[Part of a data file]
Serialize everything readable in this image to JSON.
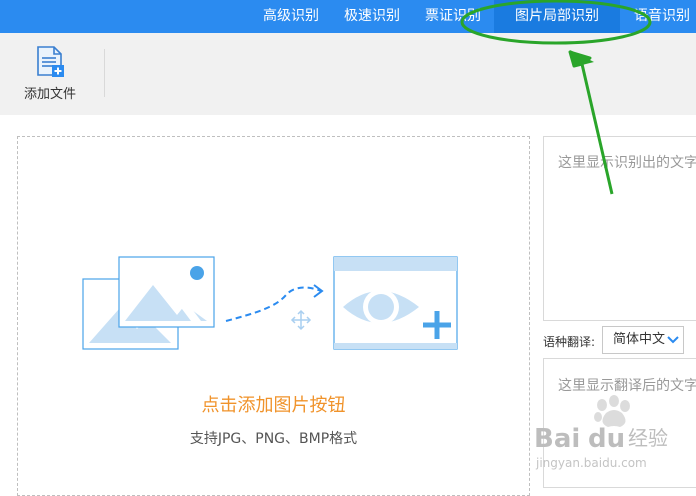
{
  "nav": {
    "tabs": [
      {
        "label": "高级识别"
      },
      {
        "label": "极速识别"
      },
      {
        "label": "票证识别"
      },
      {
        "label": "图片局部识别"
      },
      {
        "label": "语音识别"
      }
    ],
    "active_tab": "图片局部识别"
  },
  "toolbar": {
    "add_file_label": "添加文件"
  },
  "dropzone": {
    "title": "点击添加图片按钮",
    "subtitle": "支持JPG、PNG、BMP格式"
  },
  "result": {
    "placeholder": "这里显示识别出的文字"
  },
  "translate": {
    "label": "语种翻译:",
    "selected_language": "简体中文",
    "placeholder": "这里显示翻译后的文字"
  },
  "watermark": {
    "text": "Baidu经验",
    "url_text": "jingyan.baidu.com"
  },
  "colors": {
    "nav_bg": "#2b8bf0",
    "hint_orange": "#f0932b",
    "annotation_green": "#2aa52a",
    "icon_blue": "#4aa3e8"
  }
}
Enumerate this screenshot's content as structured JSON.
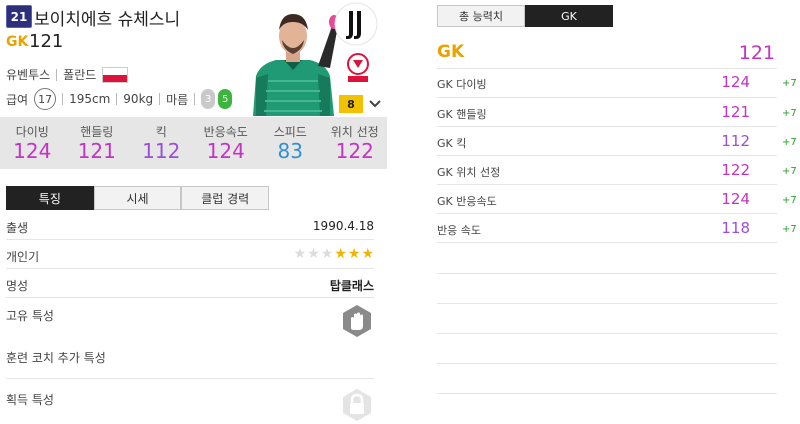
{
  "player": {
    "season_badge": "21",
    "name": "보이치에흐 슈체스니",
    "position": "GK",
    "ovr": "121",
    "club": "유벤투스",
    "nation": "폴란드",
    "pay_label": "급여",
    "pay": "17",
    "height": "195cm",
    "weight": "90kg",
    "body_type": "마름",
    "weak_foot": "3",
    "strong_foot": "5",
    "grade": "8"
  },
  "stats": [
    {
      "label": "다이빙",
      "value": "124",
      "color": "#c433c4"
    },
    {
      "label": "핸들링",
      "value": "121",
      "color": "#c433c4"
    },
    {
      "label": "킥",
      "value": "112",
      "color": "#9b4fd9"
    },
    {
      "label": "반응속도",
      "value": "124",
      "color": "#c433c4"
    },
    {
      "label": "스피드",
      "value": "83",
      "color": "#2f8fd6"
    },
    {
      "label": "위치 선정",
      "value": "122",
      "color": "#c433c4"
    }
  ],
  "tabs": [
    "특징",
    "시세",
    "클럽 경력"
  ],
  "details": {
    "birth_label": "출생",
    "birth_value": "1990.4.18",
    "popularity_label": "개인기",
    "popularity_stars_on": 3,
    "popularity_stars_total": 6,
    "reputation_label": "명성",
    "reputation_value": "탑클래스",
    "unique_trait_label": "고유 특성",
    "coach_trait_label": "훈련 코치 추가 특성",
    "acquired_trait_label": "획득 특성"
  },
  "right_tabs": [
    "총 능력치",
    "GK"
  ],
  "gk_panel": {
    "title": "GK",
    "value": "121",
    "rows": [
      {
        "label": "GK 다이빙",
        "value": "124",
        "bonus": "+7",
        "color": "#c433c4"
      },
      {
        "label": "GK 핸들링",
        "value": "121",
        "bonus": "+7",
        "color": "#c433c4"
      },
      {
        "label": "GK 킥",
        "value": "112",
        "bonus": "+7",
        "color": "#9b4fd9"
      },
      {
        "label": "GK 위치 선정",
        "value": "122",
        "bonus": "+7",
        "color": "#c433c4"
      },
      {
        "label": "GK 반응속도",
        "value": "124",
        "bonus": "+7",
        "color": "#c433c4"
      },
      {
        "label": "반응 속도",
        "value": "118",
        "bonus": "+7",
        "color": "#9b4fd9"
      }
    ]
  },
  "icons": {
    "club": "juventus-logo-icon",
    "nation": "poland-federation-icon",
    "unique_trait": "goalkeeper-glove-icon",
    "acquired_trait": "lock-icon",
    "grade_toggle": "chevron-down-icon"
  }
}
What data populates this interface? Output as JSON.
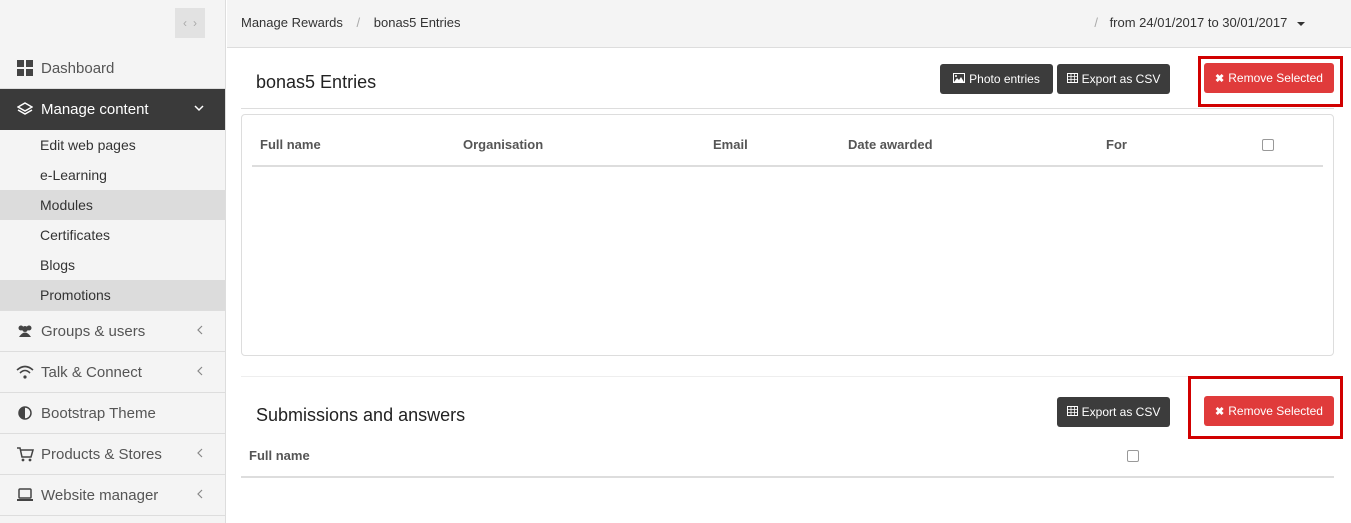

=== THE TASK ===
Copy out all the data exactly; skip the pictures.

=== ANSWER TO THE TASK ===
Serialize everything readable in this image to JSON.
{
  "nav": {
    "tabs": [
      {
        "label": "高级识别"
      },
      {
        "label": "极速识别"
      },
      {
        "label": "票证识别"
      },
      {
        "label": "图片局部识别"
      },
      {
        "label": "语音识别"
      }
    ],
    "active_tab": "图片局部识别"
  },
  "toolbar": {
    "add_file_label": "添加文件"
  },
  "dropzone": {
    "title": "点击添加图片按钮",
    "subtitle": "支持JPG、PNG、BMP格式"
  },
  "result": {
    "placeholder": "这里显示识别出的文字"
  },
  "translate": {
    "label": "语种翻译:",
    "selected_language": "简体中文",
    "placeholder": "这里显示翻译后的文字"
  },
  "watermark": {
    "text": "Baidu经验",
    "url_text": "jingyan.baidu.com"
  },
  "colors": {
    "nav_bg": "#2b8bf0",
    "hint_orange": "#f0932b",
    "annotation_green": "#2aa52a",
    "icon_blue": "#4aa3e8"
  }
}
Enumerate this screenshot's content as structured JSON.
{
  "player": {
    "season_badge": "21",
    "name": "보이치에흐 슈체스니",
    "position": "GK",
    "ovr": "121",
    "club": "유벤투스",
    "nation": "폴란드",
    "pay_label": "급여",
    "pay": "17",
    "height": "195cm",
    "weight": "90kg",
    "body_type": "마름",
    "weak_foot": "3",
    "strong_foot": "5",
    "grade": "8"
  },
  "stats": [
    {
      "label": "다이빙",
      "value": "124",
      "color": "#c433c4"
    },
    {
      "label": "핸들링",
      "value": "121",
      "color": "#c433c4"
    },
    {
      "label": "킥",
      "value": "112",
      "color": "#9b4fd9"
    },
    {
      "label": "반응속도",
      "value": "124",
      "color": "#c433c4"
    },
    {
      "label": "스피드",
      "value": "83",
      "color": "#2f8fd6"
    },
    {
      "label": "위치 선정",
      "value": "122",
      "color": "#c433c4"
    }
  ],
  "tabs": [
    "특징",
    "시세",
    "클럽 경력"
  ],
  "details": {
    "birth_label": "출생",
    "birth_value": "1990.4.18",
    "popularity_label": "개인기",
    "popularity_stars_on": 3,
    "popularity_stars_total": 6,
    "reputation_label": "명성",
    "reputation_value": "탑클래스",
    "unique_trait_label": "고유 특성",
    "coach_trait_label": "훈련 코치 추가 특성",
    "acquired_trait_label": "획득 특성"
  },
  "right_tabs": [
    "총 능력치",
    "GK"
  ],
  "gk_panel": {
    "title": "GK",
    "value": "121",
    "rows": [
      {
        "label": "GK 다이빙",
        "value": "124",
        "bonus": "+7",
        "color": "#c433c4"
      },
      {
        "label": "GK 핸들링",
        "value": "121",
        "bonus": "+7",
        "color": "#c433c4"
      },
      {
        "label": "GK 킥",
        "value": "112",
        "bonus": "+7",
        "color": "#9b4fd9"
      },
      {
        "label": "GK 위치 선정",
        "value": "122",
        "bonus": "+7",
        "color": "#c433c4"
      },
      {
        "label": "GK 반응속도",
        "value": "124",
        "bonus": "+7",
        "color": "#c433c4"
      },
      {
        "label": "반응 속도",
        "value": "118",
        "bonus": "+7",
        "color": "#9b4fd9"
      }
    ]
  },
  "icons": {
    "club": "juventus-logo-icon",
    "nation": "poland-federation-icon",
    "unique_trait": "goalkeeper-glove-icon",
    "acquired_trait": "lock-icon",
    "grade_toggle": "chevron-down-icon"
  }
}
What data populates this interface? Output as JSON.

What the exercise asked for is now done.